• _GOAL_: Here are some records; copy every line that holds the word "каналы".

• _RECORD LIST_:
------------------------------------------------------------------------

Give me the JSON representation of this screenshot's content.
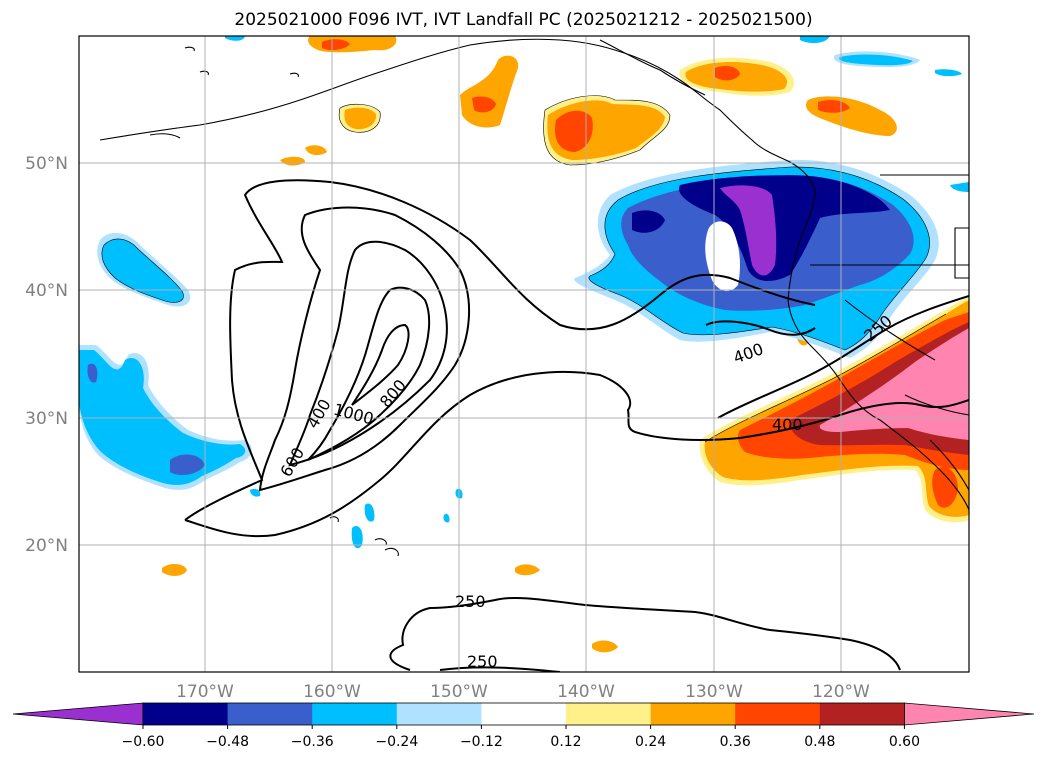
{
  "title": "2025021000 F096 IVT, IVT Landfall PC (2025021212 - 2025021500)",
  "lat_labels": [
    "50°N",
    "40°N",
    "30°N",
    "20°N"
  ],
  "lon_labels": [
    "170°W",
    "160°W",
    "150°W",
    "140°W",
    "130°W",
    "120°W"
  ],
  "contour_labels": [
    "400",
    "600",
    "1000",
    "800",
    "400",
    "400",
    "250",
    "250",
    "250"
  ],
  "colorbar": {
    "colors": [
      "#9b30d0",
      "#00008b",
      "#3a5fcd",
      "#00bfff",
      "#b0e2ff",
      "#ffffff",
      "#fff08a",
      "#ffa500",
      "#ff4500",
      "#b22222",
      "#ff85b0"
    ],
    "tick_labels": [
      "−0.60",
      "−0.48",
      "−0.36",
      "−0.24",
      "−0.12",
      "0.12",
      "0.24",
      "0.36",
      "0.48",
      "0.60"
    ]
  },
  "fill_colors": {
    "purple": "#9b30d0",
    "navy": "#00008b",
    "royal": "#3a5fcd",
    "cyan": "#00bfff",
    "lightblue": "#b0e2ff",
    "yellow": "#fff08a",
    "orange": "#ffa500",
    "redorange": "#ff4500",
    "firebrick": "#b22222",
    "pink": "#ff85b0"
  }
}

------------------------------------------------------------------------

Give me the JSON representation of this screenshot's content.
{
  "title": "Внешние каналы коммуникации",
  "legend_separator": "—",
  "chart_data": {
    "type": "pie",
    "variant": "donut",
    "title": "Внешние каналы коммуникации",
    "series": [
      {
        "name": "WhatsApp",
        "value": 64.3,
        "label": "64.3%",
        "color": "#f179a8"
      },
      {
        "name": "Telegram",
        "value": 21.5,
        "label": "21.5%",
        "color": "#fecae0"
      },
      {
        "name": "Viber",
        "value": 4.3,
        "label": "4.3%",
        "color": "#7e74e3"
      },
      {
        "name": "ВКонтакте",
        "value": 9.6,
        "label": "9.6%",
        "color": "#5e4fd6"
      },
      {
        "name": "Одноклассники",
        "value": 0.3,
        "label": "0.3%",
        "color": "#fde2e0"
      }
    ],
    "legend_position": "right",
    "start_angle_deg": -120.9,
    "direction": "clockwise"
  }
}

------------------------------------------------------------------------

• _RESULT OF THE TASK_:
  "title": "Внешние каналы коммуникации",
    "title": "Внешние каналы коммуникации",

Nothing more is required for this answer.